TASK STATEMENT | Word for word, retype every entry in the listing.

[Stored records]
** Start **

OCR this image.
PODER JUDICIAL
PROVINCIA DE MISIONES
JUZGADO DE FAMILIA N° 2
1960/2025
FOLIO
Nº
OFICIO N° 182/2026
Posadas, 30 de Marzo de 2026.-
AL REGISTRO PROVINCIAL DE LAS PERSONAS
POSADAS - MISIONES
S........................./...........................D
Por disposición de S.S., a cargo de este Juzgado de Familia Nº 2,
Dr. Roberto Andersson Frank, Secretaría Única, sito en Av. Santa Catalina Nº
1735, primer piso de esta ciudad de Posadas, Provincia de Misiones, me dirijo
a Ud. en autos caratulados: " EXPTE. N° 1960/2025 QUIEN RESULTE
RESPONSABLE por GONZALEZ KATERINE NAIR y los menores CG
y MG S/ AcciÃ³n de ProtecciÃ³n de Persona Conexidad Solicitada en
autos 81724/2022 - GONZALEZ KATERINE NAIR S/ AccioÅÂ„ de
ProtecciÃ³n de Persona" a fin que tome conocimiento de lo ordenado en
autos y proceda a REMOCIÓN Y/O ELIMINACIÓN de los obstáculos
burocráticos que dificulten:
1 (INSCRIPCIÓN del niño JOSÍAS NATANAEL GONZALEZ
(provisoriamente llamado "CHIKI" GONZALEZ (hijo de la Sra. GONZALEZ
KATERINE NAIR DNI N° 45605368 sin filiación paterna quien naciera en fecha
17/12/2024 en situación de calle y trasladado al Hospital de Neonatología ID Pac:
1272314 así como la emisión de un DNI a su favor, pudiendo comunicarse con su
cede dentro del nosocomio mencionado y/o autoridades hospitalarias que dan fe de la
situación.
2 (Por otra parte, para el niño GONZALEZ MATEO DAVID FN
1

** End **

RESPONSE TO THIS TASK |
OCR this image.
PODER JUDICIAL
PROVINCIA DE MISIONES
JUZGADO DE FAMILIA N° 2
1960/2025
FOLIO
Nº
OFICIO N° 182/2026
Posadas, 30 de Marzo de 2026.-
AL REGISTRO PROVINCIAL DE LAS PERSONAS
POSADAS - MISIONES
S........................./...........................D
Por disposición de S.S., a cargo de este Juzgado de Familia Nº 2,
Dr. Roberto Andersson Frank, Secretaría Única, sito en Av. Santa Catalina Nº
1735, primer piso de esta ciudad de Posadas, Provincia de Misiones, me dirijo
a Ud. en autos caratulados: " EXPTE. N° 1960/2025 QUIEN RESULTE
RESPONSABLE por GONZALEZ KATERINE NAIR y los menores CG
y MG S/ AcciÃ³n de ProtecciÃ³n de Persona Conexidad Solicitada en
autos 81724/2022 - GONZALEZ KATERINE NAIR S/ AccioÅÂ„ de
ProtecciÃ³n de Persona" a fin que tome conocimiento de lo ordenado en
autos y proceda a REMOCIÓN Y/O ELIMINACIÓN de los obstáculos
burocráticos que dificulten:
1 (INSCRIPCIÓN del niño JOSÍAS NATANAEL GONZALEZ
(provisoriamente llamado "CHIKI" GONZALEZ (hijo de la Sra. GONZALEZ
KATERINE NAIR DNI N° 45605368 sin filiación paterna quien naciera en fecha
17/12/2024 en situación de calle y trasladado al Hospital de Neonatología ID Pac:
1272314 así como la emisión de un DNI a su favor, pudiendo comunicarse con su
cede dentro del nosocomio mencionado y/o autoridades hospitalarias que dan fe de la
situación.
2 (Por otra parte, para el niño GONZALEZ MATEO DAVID FN
1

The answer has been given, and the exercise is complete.